• _Set problem_
Lines containing the word "πίστεως" are to be located and copied.

• _Information given_
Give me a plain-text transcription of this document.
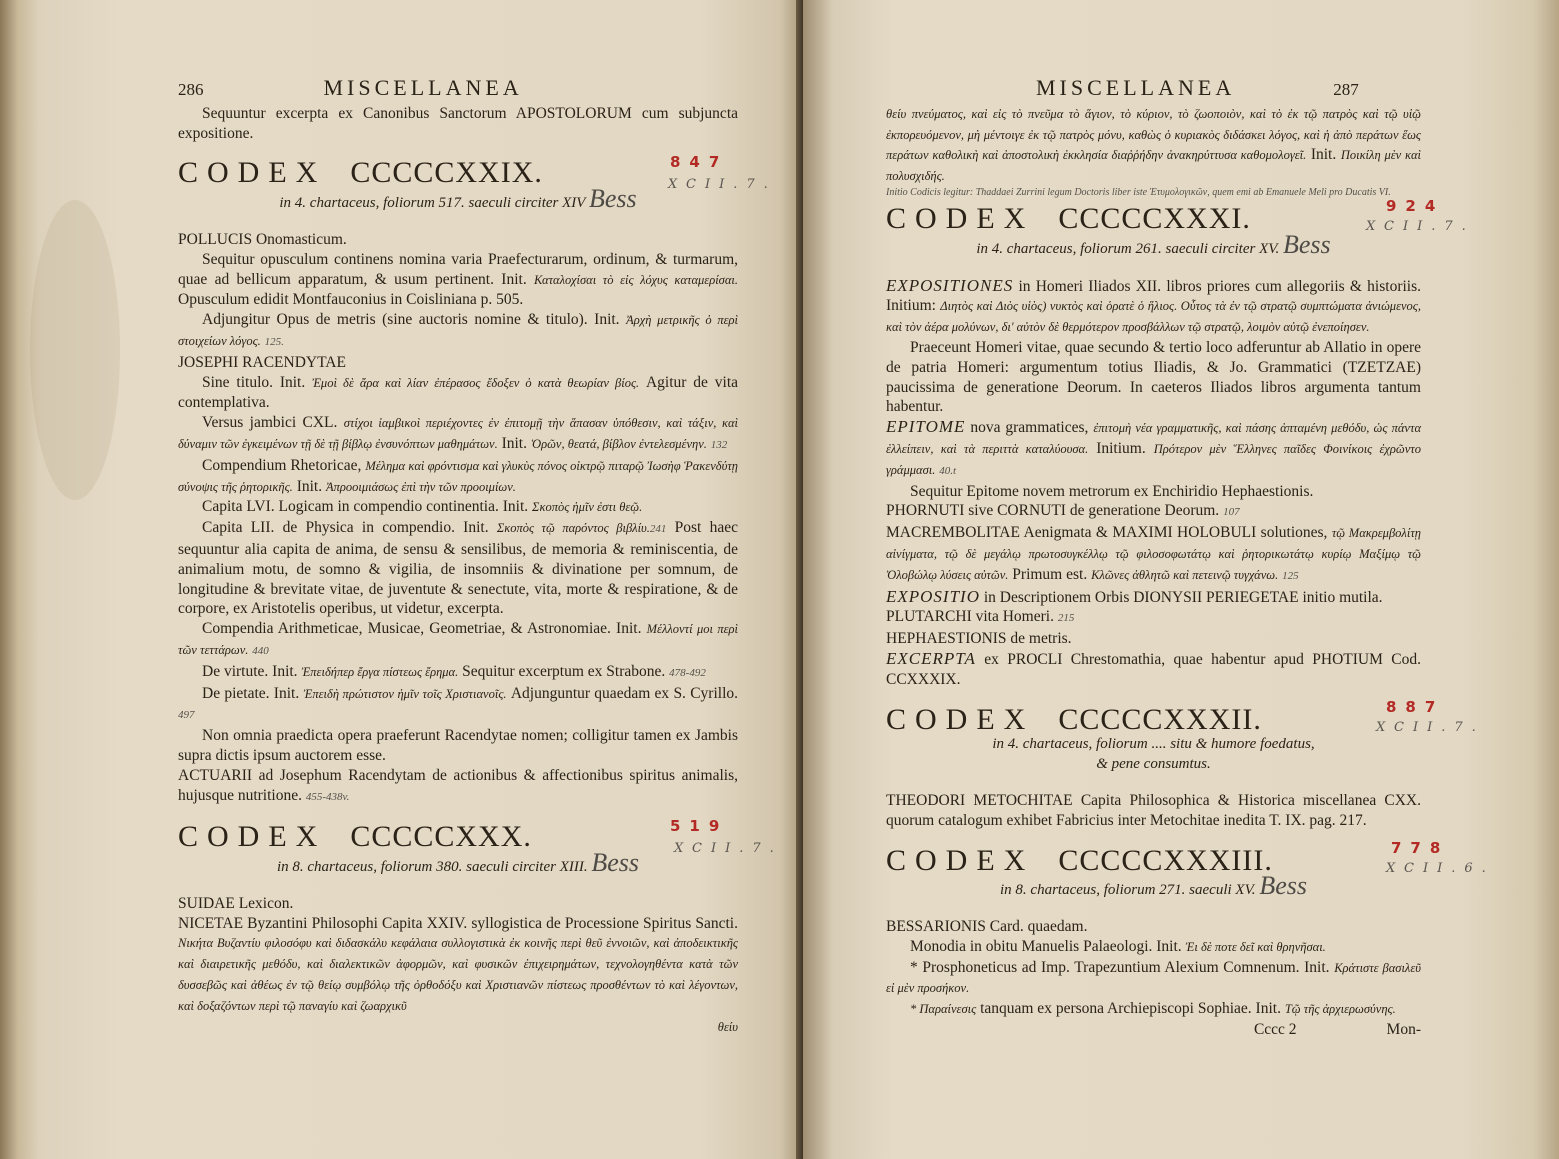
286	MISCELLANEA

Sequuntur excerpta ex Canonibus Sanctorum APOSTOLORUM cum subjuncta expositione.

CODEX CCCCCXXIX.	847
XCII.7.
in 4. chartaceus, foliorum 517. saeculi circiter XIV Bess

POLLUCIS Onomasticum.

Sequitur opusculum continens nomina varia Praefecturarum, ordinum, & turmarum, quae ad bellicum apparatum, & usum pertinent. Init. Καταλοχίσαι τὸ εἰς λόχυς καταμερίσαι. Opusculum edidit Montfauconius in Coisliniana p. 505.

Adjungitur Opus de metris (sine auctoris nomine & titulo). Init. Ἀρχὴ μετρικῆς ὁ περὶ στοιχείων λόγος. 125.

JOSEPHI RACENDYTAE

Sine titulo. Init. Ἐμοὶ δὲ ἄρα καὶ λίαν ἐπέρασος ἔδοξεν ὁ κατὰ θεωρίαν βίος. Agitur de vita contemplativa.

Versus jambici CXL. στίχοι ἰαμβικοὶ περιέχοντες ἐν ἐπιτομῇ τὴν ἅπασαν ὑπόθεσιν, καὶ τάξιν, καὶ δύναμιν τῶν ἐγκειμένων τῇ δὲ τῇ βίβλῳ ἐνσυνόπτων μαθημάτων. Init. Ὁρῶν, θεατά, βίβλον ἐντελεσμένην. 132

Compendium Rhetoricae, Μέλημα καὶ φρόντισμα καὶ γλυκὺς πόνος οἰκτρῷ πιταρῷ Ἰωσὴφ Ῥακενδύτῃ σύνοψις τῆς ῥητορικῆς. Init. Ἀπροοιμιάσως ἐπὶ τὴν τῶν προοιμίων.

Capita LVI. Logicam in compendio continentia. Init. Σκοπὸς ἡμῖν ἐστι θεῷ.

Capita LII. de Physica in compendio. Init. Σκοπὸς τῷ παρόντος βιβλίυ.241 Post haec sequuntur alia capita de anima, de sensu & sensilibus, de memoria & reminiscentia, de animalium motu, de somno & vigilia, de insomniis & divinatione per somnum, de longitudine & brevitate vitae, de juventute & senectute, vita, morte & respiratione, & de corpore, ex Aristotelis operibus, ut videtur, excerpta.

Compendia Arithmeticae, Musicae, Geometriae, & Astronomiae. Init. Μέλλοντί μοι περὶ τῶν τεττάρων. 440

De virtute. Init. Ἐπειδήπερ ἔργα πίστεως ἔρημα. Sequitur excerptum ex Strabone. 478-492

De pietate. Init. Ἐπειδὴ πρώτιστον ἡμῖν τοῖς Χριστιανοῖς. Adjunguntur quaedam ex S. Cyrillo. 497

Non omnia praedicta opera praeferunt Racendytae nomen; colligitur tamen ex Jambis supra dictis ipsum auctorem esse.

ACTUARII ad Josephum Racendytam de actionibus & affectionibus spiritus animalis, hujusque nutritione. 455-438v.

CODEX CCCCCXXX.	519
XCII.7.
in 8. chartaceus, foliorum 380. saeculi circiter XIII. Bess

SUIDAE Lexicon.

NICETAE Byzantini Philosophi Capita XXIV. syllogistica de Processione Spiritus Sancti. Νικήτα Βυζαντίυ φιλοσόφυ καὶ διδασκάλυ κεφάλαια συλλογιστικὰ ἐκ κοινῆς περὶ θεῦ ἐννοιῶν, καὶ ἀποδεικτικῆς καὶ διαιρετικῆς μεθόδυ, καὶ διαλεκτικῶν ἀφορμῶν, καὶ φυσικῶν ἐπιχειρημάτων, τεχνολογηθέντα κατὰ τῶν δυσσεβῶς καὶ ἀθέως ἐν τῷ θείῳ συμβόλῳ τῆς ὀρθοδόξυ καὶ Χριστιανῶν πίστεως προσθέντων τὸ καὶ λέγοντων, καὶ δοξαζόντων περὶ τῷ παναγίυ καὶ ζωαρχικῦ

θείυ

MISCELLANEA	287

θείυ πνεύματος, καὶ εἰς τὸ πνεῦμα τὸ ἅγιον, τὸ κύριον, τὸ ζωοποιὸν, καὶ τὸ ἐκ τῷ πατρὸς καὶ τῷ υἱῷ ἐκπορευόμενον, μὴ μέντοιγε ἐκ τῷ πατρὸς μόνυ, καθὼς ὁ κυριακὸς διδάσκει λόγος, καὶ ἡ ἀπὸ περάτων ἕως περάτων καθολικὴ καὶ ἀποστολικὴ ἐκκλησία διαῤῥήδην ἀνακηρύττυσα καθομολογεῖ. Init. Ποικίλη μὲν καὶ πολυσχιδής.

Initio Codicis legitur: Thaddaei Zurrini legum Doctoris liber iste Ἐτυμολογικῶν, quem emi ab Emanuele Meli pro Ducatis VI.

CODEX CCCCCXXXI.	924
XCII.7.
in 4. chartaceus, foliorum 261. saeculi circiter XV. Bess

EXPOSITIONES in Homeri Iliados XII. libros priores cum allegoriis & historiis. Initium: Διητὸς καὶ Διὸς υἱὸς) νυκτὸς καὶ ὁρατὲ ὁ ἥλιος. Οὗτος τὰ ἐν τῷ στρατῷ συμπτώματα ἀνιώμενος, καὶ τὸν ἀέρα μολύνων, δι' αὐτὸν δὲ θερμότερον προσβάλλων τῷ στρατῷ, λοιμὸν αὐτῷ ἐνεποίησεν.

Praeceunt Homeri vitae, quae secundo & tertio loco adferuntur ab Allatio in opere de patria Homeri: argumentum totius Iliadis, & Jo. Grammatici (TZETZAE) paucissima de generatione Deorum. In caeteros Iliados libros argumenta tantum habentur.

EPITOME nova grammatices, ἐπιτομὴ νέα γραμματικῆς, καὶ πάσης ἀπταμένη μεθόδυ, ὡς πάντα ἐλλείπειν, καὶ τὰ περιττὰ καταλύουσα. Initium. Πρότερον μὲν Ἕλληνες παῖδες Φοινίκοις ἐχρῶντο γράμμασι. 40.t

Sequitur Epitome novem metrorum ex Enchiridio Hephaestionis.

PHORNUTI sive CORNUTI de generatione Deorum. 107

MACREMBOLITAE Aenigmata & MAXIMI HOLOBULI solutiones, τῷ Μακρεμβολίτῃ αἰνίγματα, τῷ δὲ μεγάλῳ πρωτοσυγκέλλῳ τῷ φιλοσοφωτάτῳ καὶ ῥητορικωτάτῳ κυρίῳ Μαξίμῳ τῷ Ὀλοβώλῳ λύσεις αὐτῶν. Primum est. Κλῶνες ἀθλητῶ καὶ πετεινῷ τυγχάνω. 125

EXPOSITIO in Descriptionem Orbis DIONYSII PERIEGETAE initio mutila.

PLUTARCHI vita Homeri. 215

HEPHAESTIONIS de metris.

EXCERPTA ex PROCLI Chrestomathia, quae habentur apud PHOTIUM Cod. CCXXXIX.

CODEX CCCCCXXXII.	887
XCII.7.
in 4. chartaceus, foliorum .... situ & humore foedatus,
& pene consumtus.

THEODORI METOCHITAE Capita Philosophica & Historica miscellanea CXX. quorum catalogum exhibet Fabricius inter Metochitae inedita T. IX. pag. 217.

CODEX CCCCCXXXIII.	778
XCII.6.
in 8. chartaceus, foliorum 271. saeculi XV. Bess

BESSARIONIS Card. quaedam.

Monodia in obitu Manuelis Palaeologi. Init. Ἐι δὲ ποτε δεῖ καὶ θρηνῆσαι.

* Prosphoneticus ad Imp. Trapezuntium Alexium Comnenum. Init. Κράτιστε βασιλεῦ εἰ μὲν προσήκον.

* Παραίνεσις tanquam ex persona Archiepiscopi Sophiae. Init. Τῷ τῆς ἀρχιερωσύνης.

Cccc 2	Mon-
--
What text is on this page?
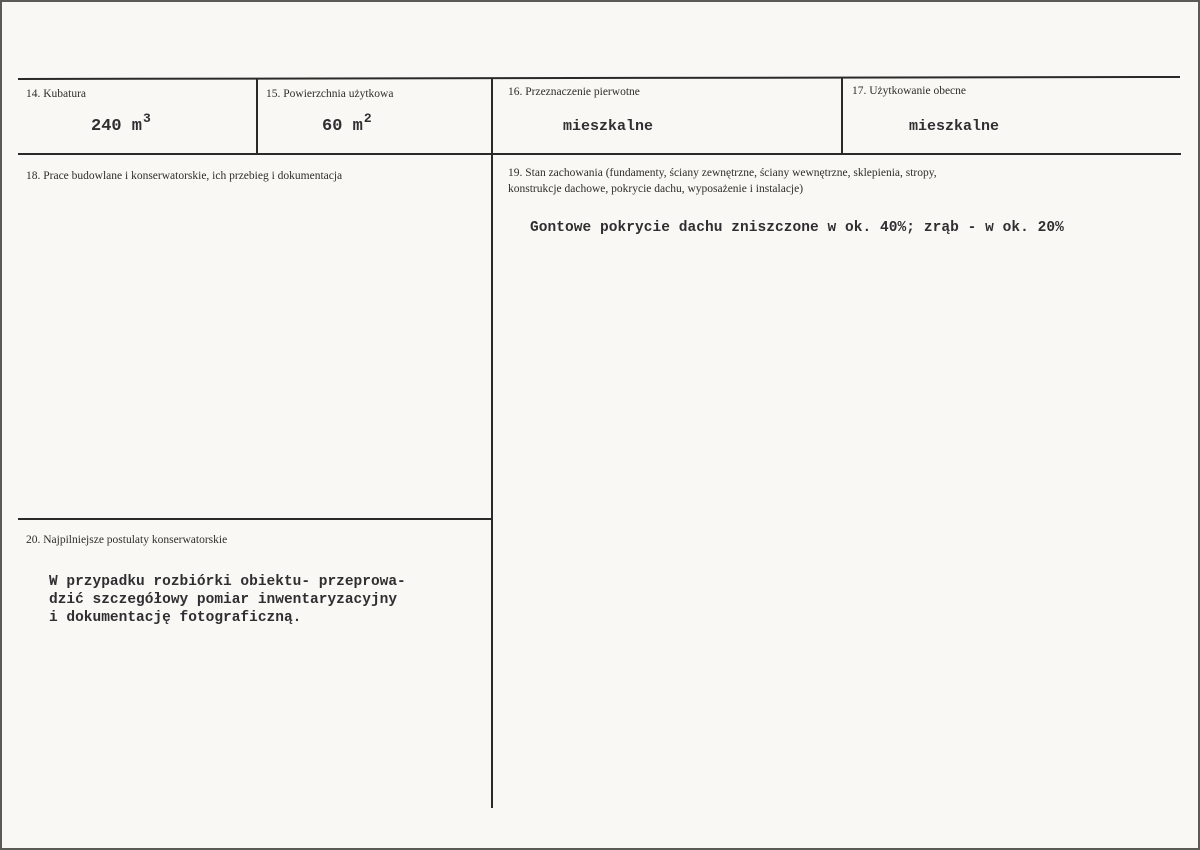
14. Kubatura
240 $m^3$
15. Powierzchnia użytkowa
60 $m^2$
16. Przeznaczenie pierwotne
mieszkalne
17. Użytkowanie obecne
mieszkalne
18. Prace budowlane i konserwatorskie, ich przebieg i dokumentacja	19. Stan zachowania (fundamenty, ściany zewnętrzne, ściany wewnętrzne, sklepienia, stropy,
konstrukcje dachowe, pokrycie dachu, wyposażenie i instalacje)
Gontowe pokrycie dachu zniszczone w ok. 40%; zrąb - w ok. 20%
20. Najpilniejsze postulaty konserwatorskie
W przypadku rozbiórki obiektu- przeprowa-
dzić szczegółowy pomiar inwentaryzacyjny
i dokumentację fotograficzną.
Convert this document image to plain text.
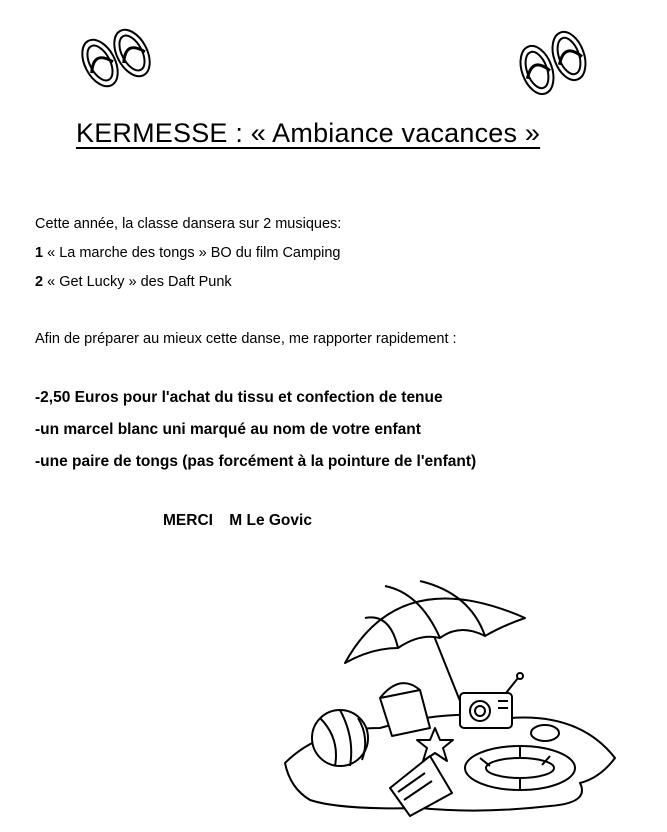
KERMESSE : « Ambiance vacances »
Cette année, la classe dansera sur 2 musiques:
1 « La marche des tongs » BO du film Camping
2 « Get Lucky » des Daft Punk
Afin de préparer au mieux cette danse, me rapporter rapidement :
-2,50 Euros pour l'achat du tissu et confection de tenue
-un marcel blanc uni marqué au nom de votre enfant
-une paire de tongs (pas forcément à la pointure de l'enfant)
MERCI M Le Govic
* * *
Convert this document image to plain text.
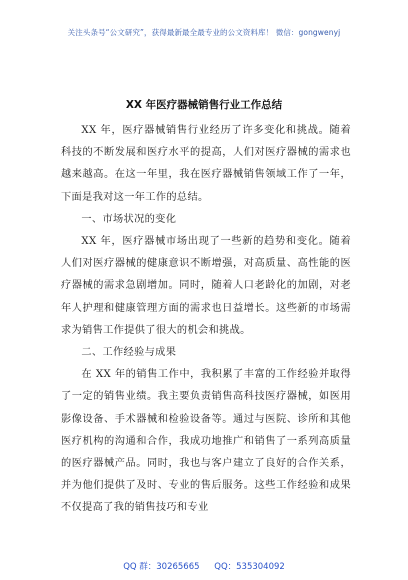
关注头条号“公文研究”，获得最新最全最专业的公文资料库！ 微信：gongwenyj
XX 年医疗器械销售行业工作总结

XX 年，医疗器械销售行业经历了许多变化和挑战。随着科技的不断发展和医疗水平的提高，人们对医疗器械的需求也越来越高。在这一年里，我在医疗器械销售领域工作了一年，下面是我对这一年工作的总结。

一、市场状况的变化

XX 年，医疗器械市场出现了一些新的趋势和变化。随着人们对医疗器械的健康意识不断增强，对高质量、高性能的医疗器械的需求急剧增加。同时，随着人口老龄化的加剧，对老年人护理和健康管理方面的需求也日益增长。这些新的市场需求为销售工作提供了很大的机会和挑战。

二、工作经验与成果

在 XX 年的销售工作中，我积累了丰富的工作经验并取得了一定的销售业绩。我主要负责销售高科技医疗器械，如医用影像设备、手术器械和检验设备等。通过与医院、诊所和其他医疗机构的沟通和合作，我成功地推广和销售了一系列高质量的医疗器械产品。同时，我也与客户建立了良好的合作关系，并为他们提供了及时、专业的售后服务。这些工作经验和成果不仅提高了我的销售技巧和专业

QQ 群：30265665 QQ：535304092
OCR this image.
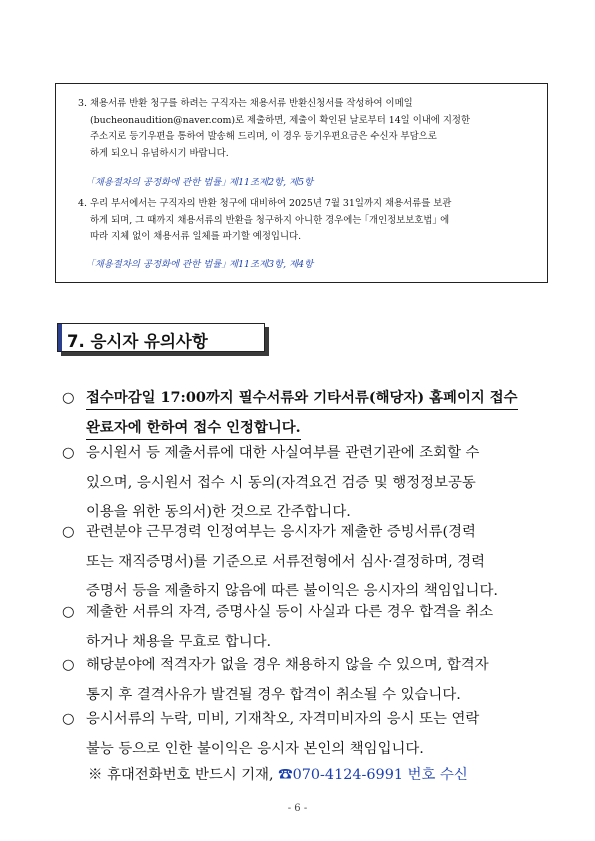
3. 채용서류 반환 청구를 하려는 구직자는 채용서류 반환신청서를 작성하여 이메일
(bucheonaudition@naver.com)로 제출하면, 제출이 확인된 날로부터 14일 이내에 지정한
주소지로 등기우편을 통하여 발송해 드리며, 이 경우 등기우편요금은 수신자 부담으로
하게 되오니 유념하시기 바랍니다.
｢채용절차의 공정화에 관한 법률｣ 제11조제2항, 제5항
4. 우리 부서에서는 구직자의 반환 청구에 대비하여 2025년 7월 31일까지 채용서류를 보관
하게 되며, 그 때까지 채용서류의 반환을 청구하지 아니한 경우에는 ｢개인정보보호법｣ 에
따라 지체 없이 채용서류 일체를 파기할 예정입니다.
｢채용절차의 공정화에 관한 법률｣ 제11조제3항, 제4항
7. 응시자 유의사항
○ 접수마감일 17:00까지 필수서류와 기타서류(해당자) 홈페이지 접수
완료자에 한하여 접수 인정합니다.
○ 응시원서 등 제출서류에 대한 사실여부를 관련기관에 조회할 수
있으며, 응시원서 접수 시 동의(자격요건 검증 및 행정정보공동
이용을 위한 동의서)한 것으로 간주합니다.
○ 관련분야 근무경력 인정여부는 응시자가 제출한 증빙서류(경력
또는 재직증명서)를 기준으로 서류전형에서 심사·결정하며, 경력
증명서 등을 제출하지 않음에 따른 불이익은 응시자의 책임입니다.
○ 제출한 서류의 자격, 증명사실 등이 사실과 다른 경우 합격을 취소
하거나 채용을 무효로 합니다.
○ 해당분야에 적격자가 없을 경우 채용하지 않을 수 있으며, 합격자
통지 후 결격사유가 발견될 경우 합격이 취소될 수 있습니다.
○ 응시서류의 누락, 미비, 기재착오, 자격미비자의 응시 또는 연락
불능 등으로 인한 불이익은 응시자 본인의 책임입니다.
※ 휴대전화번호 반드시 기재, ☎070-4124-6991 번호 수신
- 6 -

• _Correct output_
De virtute. Init. Ἐπειδήπερ ἔργα πίστεως ἔρημα. Sequitur excerptum ex Strabone. 478-492
NICETAE Byzantini Philosophi Capita XXIV. syllogistica de Processione Spiritus Sancti. Νικήτα Βυζαντίυ φιλοσόφυ καὶ διδασκάλυ κεφάλαια συλλογιστικὰ ἐκ κοινῆς περὶ θεῦ ἐννοιῶν, καὶ ἀποδεικτικῆς καὶ διαιρετικῆς μεθόδυ, καὶ διαλεκτικῶν ἀφορμῶν, καὶ φυσικῶν ἐπιχειρημάτων, τεχνολογηθέντα κατὰ τῶν δυσσεβῶς καὶ ἀθέως ἐν τῷ θείῳ συμβόλῳ τῆς ὀρθοδόξυ καὶ Χριστιανῶν πίστεως προσθέντων τὸ καὶ λέγοντων, καὶ δοξαζόντων περὶ τῷ παναγίυ καὶ ζωαρχικῦ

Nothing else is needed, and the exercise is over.